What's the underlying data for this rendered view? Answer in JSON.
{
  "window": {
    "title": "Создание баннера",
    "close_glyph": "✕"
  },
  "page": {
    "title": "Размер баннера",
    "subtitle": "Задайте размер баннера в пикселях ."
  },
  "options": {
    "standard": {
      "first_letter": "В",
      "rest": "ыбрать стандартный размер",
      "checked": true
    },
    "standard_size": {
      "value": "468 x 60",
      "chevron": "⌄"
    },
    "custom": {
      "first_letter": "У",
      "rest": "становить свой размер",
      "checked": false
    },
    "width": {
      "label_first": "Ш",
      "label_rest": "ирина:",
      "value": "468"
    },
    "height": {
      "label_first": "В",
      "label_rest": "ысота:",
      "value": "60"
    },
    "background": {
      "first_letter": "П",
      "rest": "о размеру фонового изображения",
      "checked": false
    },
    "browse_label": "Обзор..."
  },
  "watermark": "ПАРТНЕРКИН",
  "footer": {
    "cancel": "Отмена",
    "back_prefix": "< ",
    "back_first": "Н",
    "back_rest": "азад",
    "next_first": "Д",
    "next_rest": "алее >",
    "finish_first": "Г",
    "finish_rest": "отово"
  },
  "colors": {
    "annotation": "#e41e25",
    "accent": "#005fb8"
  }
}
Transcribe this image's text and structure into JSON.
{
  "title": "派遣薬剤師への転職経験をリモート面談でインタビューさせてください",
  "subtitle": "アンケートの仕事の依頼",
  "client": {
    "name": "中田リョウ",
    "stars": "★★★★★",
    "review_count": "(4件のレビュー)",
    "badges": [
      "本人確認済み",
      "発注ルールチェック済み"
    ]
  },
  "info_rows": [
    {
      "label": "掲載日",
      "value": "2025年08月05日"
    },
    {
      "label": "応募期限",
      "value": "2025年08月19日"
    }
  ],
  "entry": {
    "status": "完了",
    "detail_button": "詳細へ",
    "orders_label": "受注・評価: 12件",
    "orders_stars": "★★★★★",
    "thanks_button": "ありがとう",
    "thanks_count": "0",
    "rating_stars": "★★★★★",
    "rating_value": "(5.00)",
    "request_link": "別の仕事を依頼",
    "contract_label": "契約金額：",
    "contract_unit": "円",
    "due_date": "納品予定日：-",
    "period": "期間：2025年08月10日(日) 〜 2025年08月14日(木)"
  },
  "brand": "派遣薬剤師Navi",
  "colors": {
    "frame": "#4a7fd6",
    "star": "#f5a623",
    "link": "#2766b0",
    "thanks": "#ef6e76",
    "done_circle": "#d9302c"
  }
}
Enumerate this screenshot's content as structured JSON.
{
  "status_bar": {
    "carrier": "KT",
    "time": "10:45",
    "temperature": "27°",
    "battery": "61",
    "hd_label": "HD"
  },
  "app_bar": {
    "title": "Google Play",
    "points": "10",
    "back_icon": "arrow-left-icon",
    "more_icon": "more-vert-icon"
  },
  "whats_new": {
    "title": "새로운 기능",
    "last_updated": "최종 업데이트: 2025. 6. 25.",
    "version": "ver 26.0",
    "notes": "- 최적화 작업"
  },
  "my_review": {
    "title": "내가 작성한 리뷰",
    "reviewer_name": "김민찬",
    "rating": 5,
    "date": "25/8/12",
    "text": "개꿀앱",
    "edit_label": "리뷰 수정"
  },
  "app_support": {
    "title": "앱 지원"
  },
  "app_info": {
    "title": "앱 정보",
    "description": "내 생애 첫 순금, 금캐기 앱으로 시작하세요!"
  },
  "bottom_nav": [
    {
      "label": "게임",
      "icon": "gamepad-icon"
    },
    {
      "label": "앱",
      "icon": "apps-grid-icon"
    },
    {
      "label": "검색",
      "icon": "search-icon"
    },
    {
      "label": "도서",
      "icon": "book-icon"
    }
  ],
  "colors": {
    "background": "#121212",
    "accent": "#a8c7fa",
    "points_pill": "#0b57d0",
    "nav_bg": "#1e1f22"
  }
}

━━━━━━

■ AIM OF THE EXERCISE
Take the entries above and transcribe them in full.

■ RESPONSE TO THE TASK
What's the underlying data for this rendered view? Answer in JSON.
{
  "window": {
    "title": "Создание баннера",
    "close_glyph": "✕"
  },
  "page": {
    "title": "Размер баннера",
    "subtitle": "Задайте размер баннера в пикселях ."
  },
  "options": {
    "standard": {
      "first_letter": "В",
      "rest": "ыбрать стандартный размер",
      "checked": true
    },
    "standard_size": {
      "value": "468 x 60",
      "chevron": "⌄"
    },
    "custom": {
      "first_letter": "У",
      "rest": "становить свой размер",
      "checked": false
    },
    "width": {
      "label_first": "Ш",
      "label_rest": "ирина:",
      "value": "468"
    },
    "height": {
      "label_first": "В",
      "label_rest": "ысота:",
      "value": "60"
    },
    "background": {
      "first_letter": "П",
      "rest": "о размеру фонового изображения",
      "checked": false
    },
    "browse_label": "Обзор..."
  },
  "watermark": "ПАРТНЕРКИН",
  "footer": {
    "cancel": "Отмена",
    "back_prefix": "< ",
    "back_first": "Н",
    "back_rest": "азад",
    "next_first": "Д",
    "next_rest": "алее >",
    "finish_first": "Г",
    "finish_rest": "отово"
  },
  "colors": {
    "annotation": "#e41e25",
    "accent": "#005fb8"
  }
}
Transcribe this image's text and structure into JSON.
{
  "title": "派遣薬剤師への転職経験をリモート面談でインタビューさせてください",
  "subtitle": "アンケートの仕事の依頼",
  "client": {
    "name": "中田リョウ",
    "stars": "★★★★★",
    "review_count": "(4件のレビュー)",
    "badges": [
      "本人確認済み",
      "発注ルールチェック済み"
    ]
  },
  "info_rows": [
    {
      "label": "掲載日",
      "value": "2025年08月05日"
    },
    {
      "label": "応募期限",
      "value": "2025年08月19日"
    }
  ],
  "entry": {
    "status": "完了",
    "detail_button": "詳細へ",
    "orders_label": "受注・評価: 12件",
    "orders_stars": "★★★★★",
    "thanks_button": "ありがとう",
    "thanks_count": "0",
    "rating_stars": "★★★★★",
    "rating_value": "(5.00)",
    "request_link": "別の仕事を依頼",
    "contract_label": "契約金額：",
    "contract_unit": "円",
    "due_date": "納品予定日：-",
    "period": "期間：2025年08月10日(日) 〜 2025年08月14日(木)"
  },
  "brand": "派遣薬剤師Navi",
  "colors": {
    "frame": "#4a7fd6",
    "star": "#f5a623",
    "link": "#2766b0",
    "thanks": "#ef6e76",
    "done_circle": "#d9302c"
  }
}
Enumerate this screenshot's content as structured JSON.
{
  "status_bar": {
    "carrier": "KT",
    "time": "10:45",
    "temperature": "27°",
    "battery": "61",
    "hd_label": "HD"
  },
  "app_bar": {
    "title": "Google Play",
    "points": "10",
    "back_icon": "arrow-left-icon",
    "more_icon": "more-vert-icon"
  },
  "whats_new": {
    "title": "새로운 기능",
    "last_updated": "최종 업데이트: 2025. 6. 25.",
    "version": "ver 26.0",
    "notes": "- 최적화 작업"
  },
  "my_review": {
    "title": "내가 작성한 리뷰",
    "reviewer_name": "김민찬",
    "rating": 5,
    "date": "25/8/12",
    "text": "개꿀앱",
    "edit_label": "리뷰 수정"
  },
  "app_support": {
    "title": "앱 지원"
  },
  "app_info": {
    "title": "앱 정보",
    "description": "내 생애 첫 순금, 금캐기 앱으로 시작하세요!"
  },
  "bottom_nav": [
    {
      "label": "게임",
      "icon": "gamepad-icon"
    },
    {
      "label": "앱",
      "icon": "apps-grid-icon"
    },
    {
      "label": "검색",
      "icon": "search-icon"
    },
    {
      "label": "도서",
      "icon": "book-icon"
    }
  ],
  "colors": {
    "background": "#121212",
    "accent": "#a8c7fa",
    "points_pill": "#0b57d0",
    "nav_bg": "#1e1f22"
  }
}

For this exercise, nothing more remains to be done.